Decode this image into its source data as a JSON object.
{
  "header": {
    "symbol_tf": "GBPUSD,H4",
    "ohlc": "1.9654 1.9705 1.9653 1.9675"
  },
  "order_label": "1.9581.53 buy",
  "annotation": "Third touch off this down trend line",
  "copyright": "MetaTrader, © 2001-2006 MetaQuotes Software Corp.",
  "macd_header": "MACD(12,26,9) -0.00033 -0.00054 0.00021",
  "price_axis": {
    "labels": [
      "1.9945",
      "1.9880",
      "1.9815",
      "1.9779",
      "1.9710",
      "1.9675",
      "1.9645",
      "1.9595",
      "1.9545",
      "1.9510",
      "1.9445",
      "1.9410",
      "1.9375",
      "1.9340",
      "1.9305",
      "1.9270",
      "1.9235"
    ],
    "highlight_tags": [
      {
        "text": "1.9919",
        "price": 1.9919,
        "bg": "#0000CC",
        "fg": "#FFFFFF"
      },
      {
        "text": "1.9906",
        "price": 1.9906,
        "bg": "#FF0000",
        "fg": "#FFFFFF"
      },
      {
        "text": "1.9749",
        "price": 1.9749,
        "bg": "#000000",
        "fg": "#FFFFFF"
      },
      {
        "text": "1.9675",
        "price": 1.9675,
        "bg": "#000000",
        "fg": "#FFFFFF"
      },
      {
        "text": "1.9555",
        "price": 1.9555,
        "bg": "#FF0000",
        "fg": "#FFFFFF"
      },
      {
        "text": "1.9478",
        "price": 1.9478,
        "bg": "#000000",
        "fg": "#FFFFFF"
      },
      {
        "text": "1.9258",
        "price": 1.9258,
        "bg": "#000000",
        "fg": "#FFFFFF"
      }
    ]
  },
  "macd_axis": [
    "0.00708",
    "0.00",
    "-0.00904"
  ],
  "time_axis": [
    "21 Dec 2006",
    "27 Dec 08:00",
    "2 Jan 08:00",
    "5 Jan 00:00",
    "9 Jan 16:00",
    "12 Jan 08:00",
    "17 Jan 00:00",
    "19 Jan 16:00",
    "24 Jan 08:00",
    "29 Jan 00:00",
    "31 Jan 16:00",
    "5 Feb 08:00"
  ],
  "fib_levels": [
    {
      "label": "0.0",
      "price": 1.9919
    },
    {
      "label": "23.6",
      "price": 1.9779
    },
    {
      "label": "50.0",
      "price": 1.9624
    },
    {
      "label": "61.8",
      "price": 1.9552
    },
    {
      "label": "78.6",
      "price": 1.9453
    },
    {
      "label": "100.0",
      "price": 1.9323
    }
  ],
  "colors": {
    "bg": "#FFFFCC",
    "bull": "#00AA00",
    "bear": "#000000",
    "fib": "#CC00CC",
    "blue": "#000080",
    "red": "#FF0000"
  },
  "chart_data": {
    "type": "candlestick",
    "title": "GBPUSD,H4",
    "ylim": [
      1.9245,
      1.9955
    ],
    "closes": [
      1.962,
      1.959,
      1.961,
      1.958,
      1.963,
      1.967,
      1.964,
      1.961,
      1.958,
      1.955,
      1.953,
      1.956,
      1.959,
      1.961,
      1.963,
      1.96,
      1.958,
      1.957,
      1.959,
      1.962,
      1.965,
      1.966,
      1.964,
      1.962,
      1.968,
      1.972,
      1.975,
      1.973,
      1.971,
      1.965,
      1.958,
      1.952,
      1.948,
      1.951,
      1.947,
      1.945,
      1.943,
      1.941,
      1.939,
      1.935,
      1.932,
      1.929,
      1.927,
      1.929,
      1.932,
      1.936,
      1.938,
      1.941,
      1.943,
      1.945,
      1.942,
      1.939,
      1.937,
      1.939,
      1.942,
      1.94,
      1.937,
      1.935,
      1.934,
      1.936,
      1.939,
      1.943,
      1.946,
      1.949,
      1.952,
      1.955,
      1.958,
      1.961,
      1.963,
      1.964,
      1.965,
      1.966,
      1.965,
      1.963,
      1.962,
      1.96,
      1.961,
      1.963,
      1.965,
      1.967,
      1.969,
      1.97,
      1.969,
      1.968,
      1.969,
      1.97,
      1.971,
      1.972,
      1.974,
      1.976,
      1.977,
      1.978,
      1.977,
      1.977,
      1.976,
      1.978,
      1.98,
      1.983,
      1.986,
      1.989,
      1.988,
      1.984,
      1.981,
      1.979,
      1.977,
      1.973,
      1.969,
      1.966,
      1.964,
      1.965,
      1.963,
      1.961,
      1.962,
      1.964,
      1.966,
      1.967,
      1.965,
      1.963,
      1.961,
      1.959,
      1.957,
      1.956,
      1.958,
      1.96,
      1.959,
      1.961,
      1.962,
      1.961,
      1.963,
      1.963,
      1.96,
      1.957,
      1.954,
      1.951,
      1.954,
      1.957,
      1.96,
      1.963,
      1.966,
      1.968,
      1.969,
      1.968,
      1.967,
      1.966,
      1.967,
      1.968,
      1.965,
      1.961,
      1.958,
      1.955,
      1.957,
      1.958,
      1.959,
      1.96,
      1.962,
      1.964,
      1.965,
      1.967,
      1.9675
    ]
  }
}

__________

To do:
Choose all lines containing the string "this" and copy them out.

The completed task:
Decode this image into its source data as a JSON object.
  "annotation": "Third touch off this down trend line",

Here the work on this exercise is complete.